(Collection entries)
%%

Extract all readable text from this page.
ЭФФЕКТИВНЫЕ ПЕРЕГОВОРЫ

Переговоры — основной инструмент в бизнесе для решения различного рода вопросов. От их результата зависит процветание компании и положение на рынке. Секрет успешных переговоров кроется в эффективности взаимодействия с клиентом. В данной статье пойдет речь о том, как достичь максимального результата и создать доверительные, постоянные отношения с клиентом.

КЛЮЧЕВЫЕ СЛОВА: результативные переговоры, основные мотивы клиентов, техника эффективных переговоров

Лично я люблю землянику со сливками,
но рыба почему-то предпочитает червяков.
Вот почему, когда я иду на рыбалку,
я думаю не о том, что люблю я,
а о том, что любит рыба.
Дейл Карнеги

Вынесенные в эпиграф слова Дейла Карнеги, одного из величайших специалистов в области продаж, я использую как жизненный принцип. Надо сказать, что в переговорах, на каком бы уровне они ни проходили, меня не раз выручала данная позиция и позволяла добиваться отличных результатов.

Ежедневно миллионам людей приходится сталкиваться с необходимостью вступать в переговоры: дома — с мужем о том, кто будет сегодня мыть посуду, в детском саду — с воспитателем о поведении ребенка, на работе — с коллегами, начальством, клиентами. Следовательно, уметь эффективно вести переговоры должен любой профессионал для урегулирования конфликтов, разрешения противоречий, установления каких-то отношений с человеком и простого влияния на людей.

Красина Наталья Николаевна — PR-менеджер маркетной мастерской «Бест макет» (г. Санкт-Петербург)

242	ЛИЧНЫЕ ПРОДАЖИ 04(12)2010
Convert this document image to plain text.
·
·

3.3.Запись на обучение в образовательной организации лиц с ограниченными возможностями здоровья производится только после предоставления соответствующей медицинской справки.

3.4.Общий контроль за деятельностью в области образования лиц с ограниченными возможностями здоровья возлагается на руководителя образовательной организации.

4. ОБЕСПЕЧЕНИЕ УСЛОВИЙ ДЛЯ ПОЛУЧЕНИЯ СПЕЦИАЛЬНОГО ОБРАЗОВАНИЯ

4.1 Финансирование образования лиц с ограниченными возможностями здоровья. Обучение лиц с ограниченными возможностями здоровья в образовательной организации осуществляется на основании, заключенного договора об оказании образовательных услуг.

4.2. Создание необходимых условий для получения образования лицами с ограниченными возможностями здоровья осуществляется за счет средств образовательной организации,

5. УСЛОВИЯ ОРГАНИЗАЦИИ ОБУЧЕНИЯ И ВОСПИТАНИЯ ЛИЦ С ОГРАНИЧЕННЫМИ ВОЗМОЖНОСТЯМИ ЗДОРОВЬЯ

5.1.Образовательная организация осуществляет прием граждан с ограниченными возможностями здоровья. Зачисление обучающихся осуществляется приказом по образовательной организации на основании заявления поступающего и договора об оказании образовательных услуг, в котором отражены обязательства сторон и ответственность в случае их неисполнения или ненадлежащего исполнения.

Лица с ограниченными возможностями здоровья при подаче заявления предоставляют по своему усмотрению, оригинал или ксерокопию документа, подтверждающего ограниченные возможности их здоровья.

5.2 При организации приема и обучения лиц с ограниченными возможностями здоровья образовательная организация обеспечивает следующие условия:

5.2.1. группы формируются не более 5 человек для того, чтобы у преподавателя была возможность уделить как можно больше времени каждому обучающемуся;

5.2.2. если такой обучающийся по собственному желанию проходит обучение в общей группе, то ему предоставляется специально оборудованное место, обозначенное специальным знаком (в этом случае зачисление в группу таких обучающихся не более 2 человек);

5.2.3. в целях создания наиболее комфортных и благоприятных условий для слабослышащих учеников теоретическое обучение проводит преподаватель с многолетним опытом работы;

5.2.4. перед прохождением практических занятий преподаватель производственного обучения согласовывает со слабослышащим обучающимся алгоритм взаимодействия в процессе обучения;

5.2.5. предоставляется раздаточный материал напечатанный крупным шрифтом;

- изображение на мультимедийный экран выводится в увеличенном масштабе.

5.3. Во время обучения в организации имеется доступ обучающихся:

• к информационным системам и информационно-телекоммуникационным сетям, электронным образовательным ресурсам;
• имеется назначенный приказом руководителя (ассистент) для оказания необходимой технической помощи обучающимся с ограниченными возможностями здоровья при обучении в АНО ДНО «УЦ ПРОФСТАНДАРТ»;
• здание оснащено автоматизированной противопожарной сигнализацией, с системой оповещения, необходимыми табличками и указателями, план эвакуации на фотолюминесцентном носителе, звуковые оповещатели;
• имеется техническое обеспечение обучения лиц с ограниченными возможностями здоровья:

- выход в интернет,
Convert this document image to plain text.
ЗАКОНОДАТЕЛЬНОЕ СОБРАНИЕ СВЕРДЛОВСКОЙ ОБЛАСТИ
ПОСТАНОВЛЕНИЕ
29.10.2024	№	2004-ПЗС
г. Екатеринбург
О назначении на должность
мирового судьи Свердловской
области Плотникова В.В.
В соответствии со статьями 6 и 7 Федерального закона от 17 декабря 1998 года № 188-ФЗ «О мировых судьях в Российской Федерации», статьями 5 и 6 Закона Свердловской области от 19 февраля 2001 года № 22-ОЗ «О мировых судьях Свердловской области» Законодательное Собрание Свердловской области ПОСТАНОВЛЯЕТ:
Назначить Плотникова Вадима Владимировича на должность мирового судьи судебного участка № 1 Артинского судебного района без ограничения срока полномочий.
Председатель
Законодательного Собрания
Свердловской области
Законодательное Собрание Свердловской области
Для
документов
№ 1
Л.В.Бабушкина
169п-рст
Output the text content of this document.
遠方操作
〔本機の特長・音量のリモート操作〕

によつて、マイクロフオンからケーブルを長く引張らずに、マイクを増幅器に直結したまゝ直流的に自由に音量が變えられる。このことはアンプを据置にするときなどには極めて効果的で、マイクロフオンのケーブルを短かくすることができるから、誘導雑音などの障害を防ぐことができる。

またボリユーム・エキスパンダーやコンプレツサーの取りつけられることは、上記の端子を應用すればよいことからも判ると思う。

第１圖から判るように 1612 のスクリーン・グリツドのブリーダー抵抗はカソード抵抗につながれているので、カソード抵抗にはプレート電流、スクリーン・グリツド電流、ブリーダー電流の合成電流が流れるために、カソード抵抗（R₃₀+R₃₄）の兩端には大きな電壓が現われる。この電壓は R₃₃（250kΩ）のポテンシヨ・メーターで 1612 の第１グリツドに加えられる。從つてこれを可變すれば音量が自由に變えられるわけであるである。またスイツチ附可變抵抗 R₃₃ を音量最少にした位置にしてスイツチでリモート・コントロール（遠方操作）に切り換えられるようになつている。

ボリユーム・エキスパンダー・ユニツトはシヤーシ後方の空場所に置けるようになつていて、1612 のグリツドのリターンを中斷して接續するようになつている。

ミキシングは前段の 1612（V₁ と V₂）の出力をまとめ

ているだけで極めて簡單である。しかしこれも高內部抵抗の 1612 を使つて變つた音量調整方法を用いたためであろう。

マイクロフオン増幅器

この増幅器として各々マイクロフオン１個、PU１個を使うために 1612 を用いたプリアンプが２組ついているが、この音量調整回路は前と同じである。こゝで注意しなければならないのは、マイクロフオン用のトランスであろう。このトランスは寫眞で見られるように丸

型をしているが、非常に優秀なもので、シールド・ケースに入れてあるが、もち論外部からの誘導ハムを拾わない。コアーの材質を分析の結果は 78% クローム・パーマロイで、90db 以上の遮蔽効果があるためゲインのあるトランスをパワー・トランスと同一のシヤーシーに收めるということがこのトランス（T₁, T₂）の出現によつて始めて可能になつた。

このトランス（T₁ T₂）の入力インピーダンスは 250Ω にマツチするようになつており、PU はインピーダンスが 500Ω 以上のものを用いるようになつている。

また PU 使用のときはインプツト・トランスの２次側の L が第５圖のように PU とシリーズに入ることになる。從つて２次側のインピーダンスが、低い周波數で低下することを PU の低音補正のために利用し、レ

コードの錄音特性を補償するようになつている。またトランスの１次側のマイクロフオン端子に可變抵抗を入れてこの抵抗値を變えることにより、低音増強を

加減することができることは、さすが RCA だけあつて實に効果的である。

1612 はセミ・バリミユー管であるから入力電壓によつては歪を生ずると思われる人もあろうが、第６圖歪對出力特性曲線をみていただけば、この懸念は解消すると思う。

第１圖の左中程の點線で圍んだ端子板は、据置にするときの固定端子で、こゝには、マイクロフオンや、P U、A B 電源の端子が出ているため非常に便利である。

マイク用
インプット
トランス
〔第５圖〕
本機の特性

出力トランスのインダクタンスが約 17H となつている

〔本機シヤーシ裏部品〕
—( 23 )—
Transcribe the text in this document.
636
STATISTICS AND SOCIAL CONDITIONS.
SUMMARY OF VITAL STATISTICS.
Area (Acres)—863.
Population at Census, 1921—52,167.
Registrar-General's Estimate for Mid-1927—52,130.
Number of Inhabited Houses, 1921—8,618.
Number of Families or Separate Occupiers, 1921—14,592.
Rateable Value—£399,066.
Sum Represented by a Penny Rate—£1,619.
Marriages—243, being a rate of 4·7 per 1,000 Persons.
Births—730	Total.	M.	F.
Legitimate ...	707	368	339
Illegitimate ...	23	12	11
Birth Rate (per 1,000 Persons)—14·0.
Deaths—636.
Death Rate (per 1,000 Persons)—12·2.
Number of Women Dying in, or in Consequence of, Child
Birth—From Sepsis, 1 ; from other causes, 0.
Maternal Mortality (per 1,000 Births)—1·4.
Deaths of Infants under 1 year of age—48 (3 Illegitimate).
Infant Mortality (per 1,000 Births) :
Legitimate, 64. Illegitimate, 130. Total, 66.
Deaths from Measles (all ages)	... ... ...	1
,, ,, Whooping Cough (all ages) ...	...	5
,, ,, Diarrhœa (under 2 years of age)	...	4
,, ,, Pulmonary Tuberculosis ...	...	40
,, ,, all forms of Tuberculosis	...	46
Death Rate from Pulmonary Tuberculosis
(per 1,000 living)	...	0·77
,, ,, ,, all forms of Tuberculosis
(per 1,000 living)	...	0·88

%%

Read the data above and pull out each line that holds the string "договора".

4.1 Финансирование образования лиц с ограниченными возможностями здоровья. Обучение лиц с ограниченными возможностями здоровья в образовательной организации осуществляется на основании, заключенного договора об оказании образовательных услуг.
5.1.Образовательная организация осуществляет прием граждан с ограниченными возможностями здоровья. Зачисление обучающихся осуществляется приказом по образовательной организации на основании заявления поступающего и договора об оказании образовательных услуг, в котором отражены обязательства сторон и ответственность в случае их неисполнения или ненадлежащего исполнения.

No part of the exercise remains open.